AIM: Wherever the word "driver" shows up in a line, please copy that line.
======== RECORDED DATA
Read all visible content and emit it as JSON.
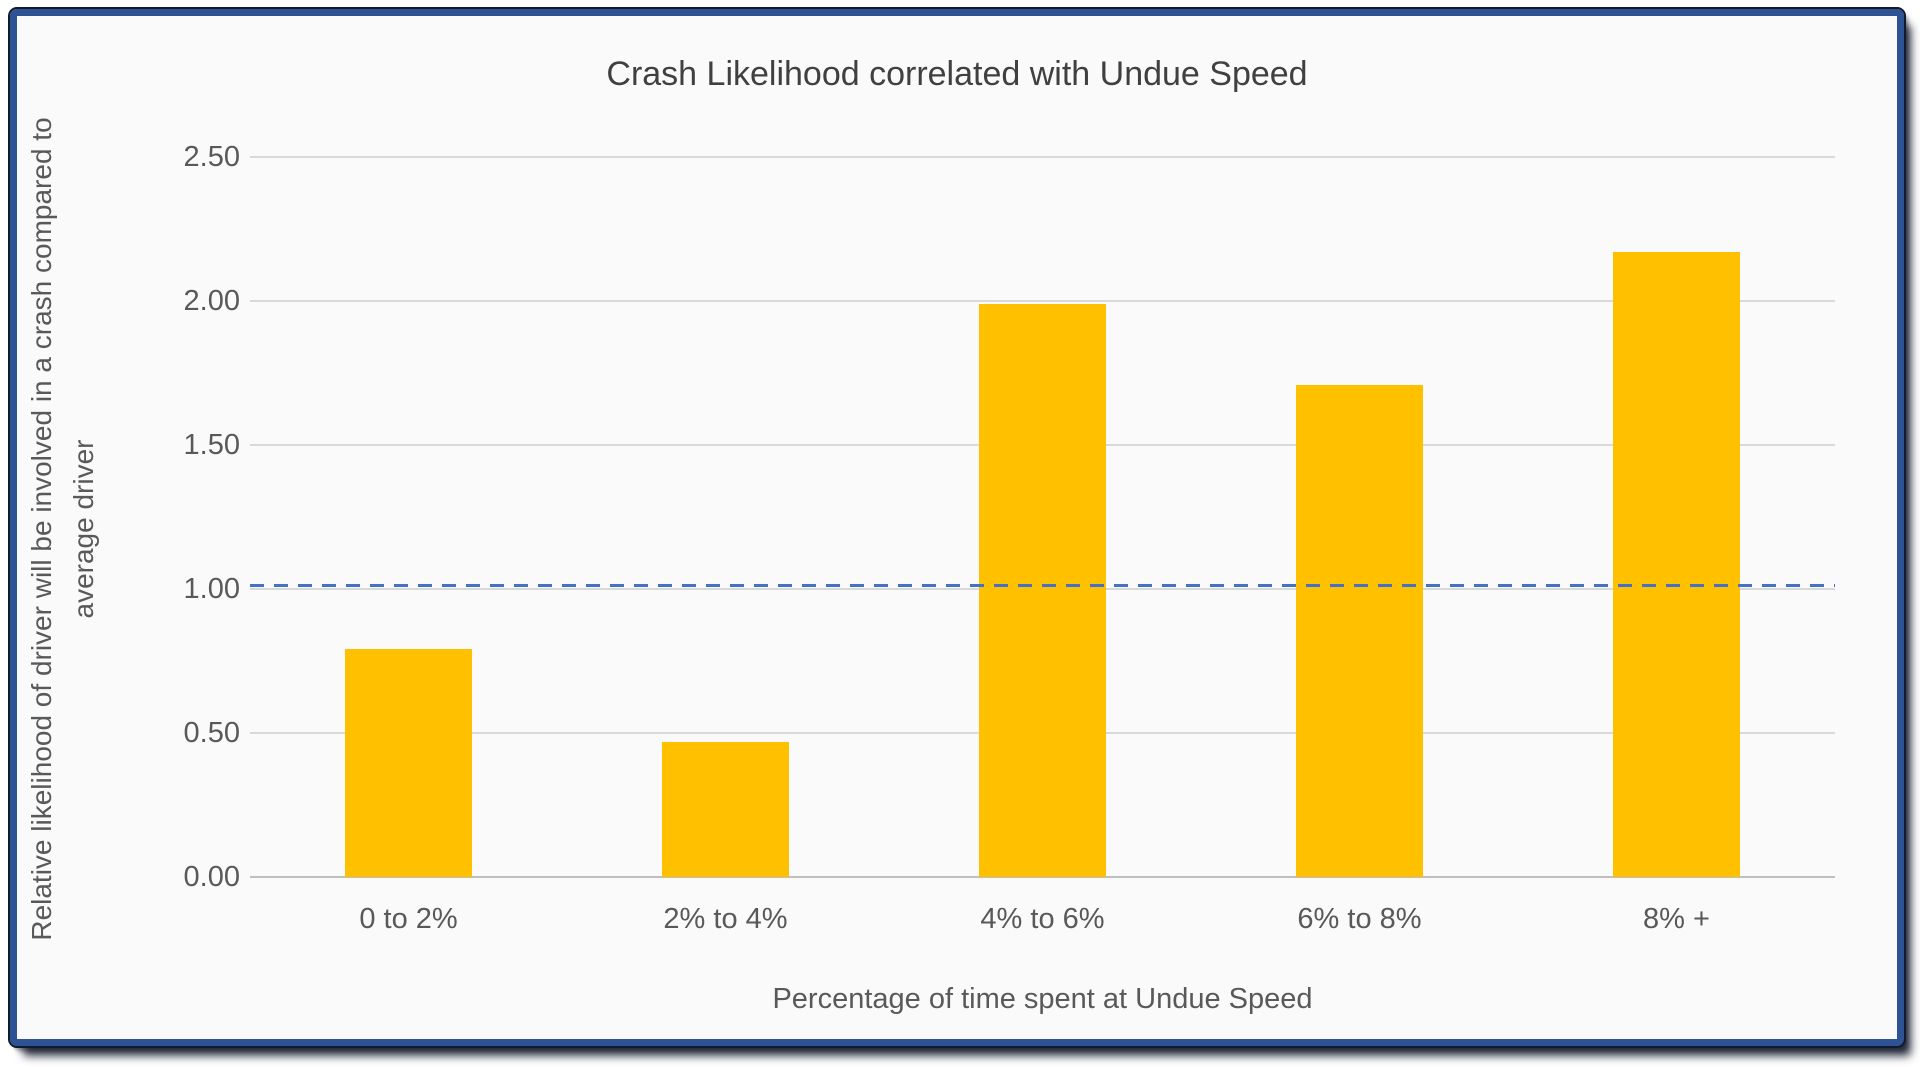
{
  "frame": {
    "border_color": "#2E5395",
    "edge_color": "#131A2C",
    "background": "#FAFAFA"
  },
  "chart_data": {
    "type": "bar",
    "title": "Crash Likelihood correlated with Undue Speed",
    "xlabel": "Percentage of time spent at Undue Speed",
    "ylabel_line1": "Relative likelihood of driver will be involved in a crash compared to",
    "ylabel_line2": "average driver",
    "categories": [
      "0 to 2%",
      "2% to 4%",
      "4% to 6%",
      "6% to 8%",
      "8% +"
    ],
    "values": [
      0.79,
      0.47,
      1.99,
      1.71,
      2.17
    ],
    "ylim": [
      0,
      2.5
    ],
    "ytick_labels": [
      "2.50",
      "2.00",
      "1.50",
      "1.00",
      "0.50",
      "0.00"
    ],
    "ytick_values": [
      2.5,
      2.0,
      1.5,
      1.0,
      0.5,
      0.0
    ],
    "reference_line": {
      "value": 1.0,
      "style": "dashed",
      "color": "#4472C4"
    },
    "grid": true,
    "legend": "none",
    "colors": {
      "bar": "#FFC000",
      "gridline": "#D9D9D9",
      "axis_line": "#BFBFBF",
      "tick_text": "#595959",
      "title_text": "#404040"
    }
  }
}
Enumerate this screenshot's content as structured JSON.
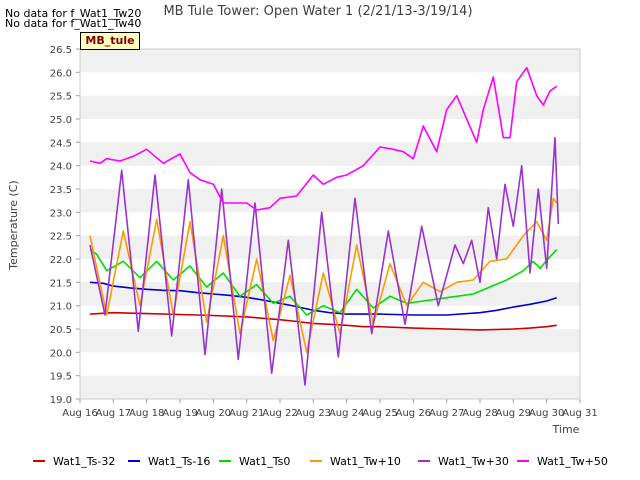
{
  "notes": [
    "No data for f_Wat1_Tw20",
    "No data for f_Wat1_Tw40"
  ],
  "site_tag": "MB_tule",
  "chart_data": {
    "type": "line",
    "title": "MB Tule Tower: Open Water 1 (2/21/13-3/19/14)",
    "xlabel": "Time",
    "ylabel": "Temperature (C)",
    "ylim": [
      19.0,
      26.5
    ],
    "yticks": [
      "19.0",
      "19.5",
      "20.0",
      "20.5",
      "21.0",
      "21.5",
      "22.0",
      "22.5",
      "23.0",
      "23.5",
      "24.0",
      "24.5",
      "25.0",
      "25.5",
      "26.0",
      "26.5"
    ],
    "xlim": [
      16,
      31
    ],
    "xticks": [
      {
        "x": 16,
        "label": "Aug 16"
      },
      {
        "x": 17,
        "label": "Aug 17"
      },
      {
        "x": 18,
        "label": "Aug 18"
      },
      {
        "x": 19,
        "label": "Aug 19"
      },
      {
        "x": 20,
        "label": "Aug 20"
      },
      {
        "x": 21,
        "label": "Aug 21"
      },
      {
        "x": 22,
        "label": "Aug 22"
      },
      {
        "x": 23,
        "label": "Aug 23"
      },
      {
        "x": 24,
        "label": "Aug 24"
      },
      {
        "x": 25,
        "label": "Aug 25"
      },
      {
        "x": 26,
        "label": "Aug 26"
      },
      {
        "x": 27,
        "label": "Aug 27"
      },
      {
        "x": 28,
        "label": "Aug 28"
      },
      {
        "x": 29,
        "label": "Aug 29"
      },
      {
        "x": 30,
        "label": "Aug 30"
      },
      {
        "x": 31,
        "label": "Aug 31"
      }
    ],
    "grid": "horizontal bands",
    "legend_position": "bottom",
    "series": [
      {
        "name": "Wat1_Ts-32",
        "color": "#cc0000",
        "x": [
          16.3,
          17,
          18,
          19,
          20,
          21,
          22,
          22.5,
          23,
          23.5,
          24,
          24.5,
          25,
          26,
          27,
          28,
          29,
          29.5,
          30,
          30.3
        ],
        "y": [
          20.82,
          20.85,
          20.83,
          20.81,
          20.79,
          20.76,
          20.7,
          20.66,
          20.62,
          20.6,
          20.58,
          20.55,
          20.55,
          20.52,
          20.5,
          20.48,
          20.5,
          20.52,
          20.55,
          20.58
        ]
      },
      {
        "name": "Wat1_Ts-16",
        "color": "#0000cc",
        "x": [
          16.3,
          16.7,
          17,
          17.5,
          18,
          18.5,
          19,
          19.5,
          20,
          20.5,
          21,
          21.5,
          22,
          22.5,
          23,
          23.5,
          24,
          25,
          26,
          27,
          28,
          28.5,
          29,
          29.5,
          30,
          30.3
        ],
        "y": [
          21.5,
          21.48,
          21.42,
          21.38,
          21.35,
          21.33,
          21.32,
          21.28,
          21.25,
          21.22,
          21.18,
          21.12,
          21.05,
          20.98,
          20.9,
          20.85,
          20.82,
          20.82,
          20.8,
          20.8,
          20.85,
          20.9,
          20.97,
          21.03,
          21.1,
          21.17
        ]
      },
      {
        "name": "Wat1_Ts0",
        "color": "#00dd00",
        "x": [
          16.3,
          16.5,
          16.8,
          17.3,
          17.8,
          18.3,
          18.8,
          19.3,
          19.8,
          20.3,
          20.8,
          21.3,
          21.8,
          22.3,
          22.8,
          23.3,
          23.8,
          24.3,
          24.8,
          25.3,
          25.8,
          26.3,
          26.8,
          27.3,
          27.8,
          28.3,
          28.8,
          29.3,
          29.6,
          29.8,
          30.1,
          30.3
        ],
        "y": [
          22.2,
          22.1,
          21.75,
          21.95,
          21.6,
          21.95,
          21.55,
          21.85,
          21.4,
          21.7,
          21.2,
          21.45,
          21.05,
          21.2,
          20.8,
          21.0,
          20.85,
          21.35,
          20.95,
          21.2,
          21.05,
          21.1,
          21.15,
          21.2,
          21.25,
          21.4,
          21.55,
          21.75,
          21.95,
          21.8,
          22.05,
          22.2
        ]
      },
      {
        "name": "Wat1_Tw+10",
        "color": "#ff9900",
        "x": [
          16.3,
          16.8,
          17.3,
          17.8,
          18.3,
          18.8,
          19.3,
          19.8,
          20.3,
          20.8,
          21.3,
          21.8,
          22.3,
          22.8,
          23.3,
          23.8,
          24.3,
          24.8,
          25.3,
          25.8,
          26.3,
          26.8,
          27.3,
          27.8,
          28.3,
          28.8,
          29.3,
          29.7,
          30.0,
          30.2,
          30.3
        ],
        "y": [
          22.5,
          20.8,
          22.6,
          21.0,
          22.85,
          20.8,
          22.8,
          20.65,
          22.5,
          20.4,
          22.0,
          20.25,
          21.65,
          20.0,
          21.7,
          20.4,
          22.3,
          20.6,
          21.9,
          21.0,
          21.5,
          21.3,
          21.5,
          21.55,
          21.95,
          22.0,
          22.5,
          22.8,
          22.4,
          23.3,
          23.2
        ]
      },
      {
        "name": "Wat1_Tw+30",
        "color": "#9933cc",
        "x": [
          16.3,
          16.75,
          17.25,
          17.75,
          18.25,
          18.75,
          19.25,
          19.75,
          20.25,
          20.75,
          21.25,
          21.75,
          22.25,
          22.75,
          23.25,
          23.75,
          24.25,
          24.75,
          25.25,
          25.75,
          26.25,
          26.75,
          27.25,
          27.5,
          27.75,
          28.0,
          28.25,
          28.5,
          28.75,
          29.0,
          29.25,
          29.5,
          29.75,
          30.0,
          30.25,
          30.35
        ],
        "y": [
          22.3,
          20.8,
          23.9,
          20.45,
          23.8,
          20.35,
          23.7,
          19.95,
          23.5,
          19.85,
          23.2,
          19.55,
          22.4,
          19.3,
          23.0,
          19.9,
          23.3,
          20.4,
          22.6,
          20.6,
          22.7,
          21.0,
          22.3,
          21.9,
          22.4,
          21.5,
          23.1,
          22.0,
          23.6,
          22.7,
          24.0,
          21.7,
          23.5,
          21.8,
          24.6,
          22.75
        ]
      },
      {
        "name": "Wat1_Tw+50",
        "color": "#ff00ff",
        "x": [
          16.3,
          16.6,
          16.8,
          17.2,
          17.6,
          18.0,
          18.5,
          19.0,
          19.3,
          19.6,
          20.0,
          20.3,
          20.7,
          21.0,
          21.3,
          21.7,
          22.0,
          22.5,
          23.0,
          23.3,
          23.7,
          24.0,
          24.5,
          25.0,
          25.4,
          25.7,
          26.0,
          26.3,
          26.7,
          27.0,
          27.3,
          27.6,
          27.9,
          28.1,
          28.4,
          28.7,
          28.9,
          29.1,
          29.4,
          29.7,
          29.9,
          30.1,
          30.3
        ],
        "y": [
          24.1,
          24.05,
          24.15,
          24.1,
          24.2,
          24.35,
          24.05,
          24.25,
          23.85,
          23.7,
          23.6,
          23.2,
          23.2,
          23.2,
          23.05,
          23.1,
          23.3,
          23.35,
          23.8,
          23.6,
          23.75,
          23.8,
          24.0,
          24.4,
          24.35,
          24.3,
          24.15,
          24.85,
          24.3,
          25.2,
          25.5,
          25.0,
          24.5,
          25.2,
          25.9,
          24.6,
          24.6,
          25.8,
          26.1,
          25.5,
          25.3,
          25.6,
          25.7
        ]
      }
    ]
  }
}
================
RESULT FOR THIS EXERCISE:
    "ylabel_line1": "Relative likelihood of driver will be involved in a crash compared to",
    "ylabel_line2": "average driver",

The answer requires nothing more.